§ What is expected: Repeat every entry word for word, but leave the images out of your copy.
── Data lines
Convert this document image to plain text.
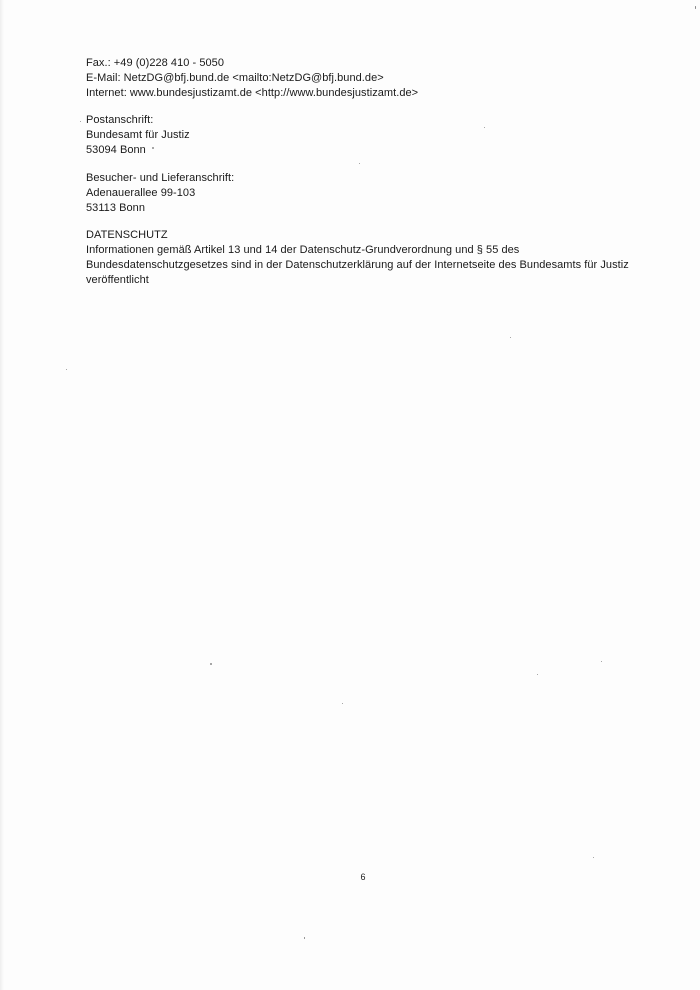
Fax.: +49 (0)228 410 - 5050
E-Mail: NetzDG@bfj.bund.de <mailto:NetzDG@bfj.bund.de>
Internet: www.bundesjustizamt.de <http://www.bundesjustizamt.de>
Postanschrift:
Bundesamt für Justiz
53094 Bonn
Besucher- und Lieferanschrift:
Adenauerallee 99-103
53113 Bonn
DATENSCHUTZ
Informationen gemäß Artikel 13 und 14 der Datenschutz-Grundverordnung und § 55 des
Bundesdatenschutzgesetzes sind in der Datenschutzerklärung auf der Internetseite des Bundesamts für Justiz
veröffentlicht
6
────
§ Response:
Convert this document image to plain text.
Fax.: +49 (0)228 410 - 5050
E-Mail: NetzDG@bfj.bund.de <mailto:NetzDG@bfj.bund.de>
Internet: www.bundesjustizamt.de <http://www.bundesjustizamt.de>
Postanschrift:
Bundesamt für Justiz
53094 Bonn
Besucher- und Lieferanschrift:
Adenauerallee 99-103
53113 Bonn
DATENSCHUTZ
Informationen gemäß Artikel 13 und 14 der Datenschutz-Grundverordnung und § 55 des
Bundesdatenschutzgesetzes sind in der Datenschutzerklärung auf der Internetseite des Bundesamts für Justiz
veröffentlicht
6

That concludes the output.